• [Problem to solve]: Find the word "两个维护" in the material below and gather every line that contains it.

Collection entries
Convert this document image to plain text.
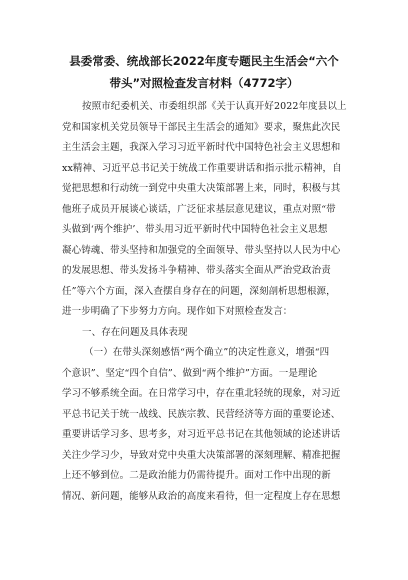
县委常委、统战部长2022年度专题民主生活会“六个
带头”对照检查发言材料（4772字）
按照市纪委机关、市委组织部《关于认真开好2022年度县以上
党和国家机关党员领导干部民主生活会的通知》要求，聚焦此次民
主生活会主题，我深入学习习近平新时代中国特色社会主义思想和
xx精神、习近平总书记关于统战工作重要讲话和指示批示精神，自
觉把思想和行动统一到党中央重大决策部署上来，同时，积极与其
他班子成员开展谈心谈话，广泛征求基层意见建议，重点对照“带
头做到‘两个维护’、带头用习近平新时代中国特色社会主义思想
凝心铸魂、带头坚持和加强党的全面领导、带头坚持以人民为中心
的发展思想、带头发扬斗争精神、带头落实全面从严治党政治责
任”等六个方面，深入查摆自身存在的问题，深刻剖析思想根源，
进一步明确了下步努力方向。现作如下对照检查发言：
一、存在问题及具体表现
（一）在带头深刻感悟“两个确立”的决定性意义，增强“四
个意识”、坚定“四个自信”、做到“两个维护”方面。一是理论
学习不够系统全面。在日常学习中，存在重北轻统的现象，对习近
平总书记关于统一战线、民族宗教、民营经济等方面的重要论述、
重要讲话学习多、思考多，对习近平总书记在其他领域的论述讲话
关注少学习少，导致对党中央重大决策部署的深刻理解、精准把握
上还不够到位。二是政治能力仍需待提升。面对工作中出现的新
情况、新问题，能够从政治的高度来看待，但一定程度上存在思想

...

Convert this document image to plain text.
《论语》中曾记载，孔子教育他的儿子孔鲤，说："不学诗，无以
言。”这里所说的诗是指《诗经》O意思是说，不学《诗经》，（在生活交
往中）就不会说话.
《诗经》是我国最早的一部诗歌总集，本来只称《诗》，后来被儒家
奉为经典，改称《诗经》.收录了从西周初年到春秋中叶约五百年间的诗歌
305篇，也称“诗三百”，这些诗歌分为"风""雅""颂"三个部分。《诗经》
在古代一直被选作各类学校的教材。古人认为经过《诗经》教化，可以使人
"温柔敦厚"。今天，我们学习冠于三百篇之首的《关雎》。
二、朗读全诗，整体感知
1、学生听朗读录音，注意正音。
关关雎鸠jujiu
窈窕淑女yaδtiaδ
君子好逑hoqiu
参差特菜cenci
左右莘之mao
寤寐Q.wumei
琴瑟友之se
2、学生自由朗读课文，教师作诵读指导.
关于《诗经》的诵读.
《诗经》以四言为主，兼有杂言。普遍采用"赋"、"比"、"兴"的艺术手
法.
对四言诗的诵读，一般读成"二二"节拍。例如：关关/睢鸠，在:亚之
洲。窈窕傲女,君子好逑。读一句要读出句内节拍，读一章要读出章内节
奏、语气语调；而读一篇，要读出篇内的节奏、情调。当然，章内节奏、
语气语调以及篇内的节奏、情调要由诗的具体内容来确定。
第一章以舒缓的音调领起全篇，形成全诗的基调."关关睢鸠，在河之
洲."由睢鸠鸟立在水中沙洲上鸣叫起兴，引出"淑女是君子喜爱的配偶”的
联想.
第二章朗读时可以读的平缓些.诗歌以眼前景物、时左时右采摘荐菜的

• [Full answer]:
头做到‘两个维护’、带头用习近平新时代中国特色社会主义思想
个意识”、坚定“四个自信”、做到“两个维护”方面。一是理论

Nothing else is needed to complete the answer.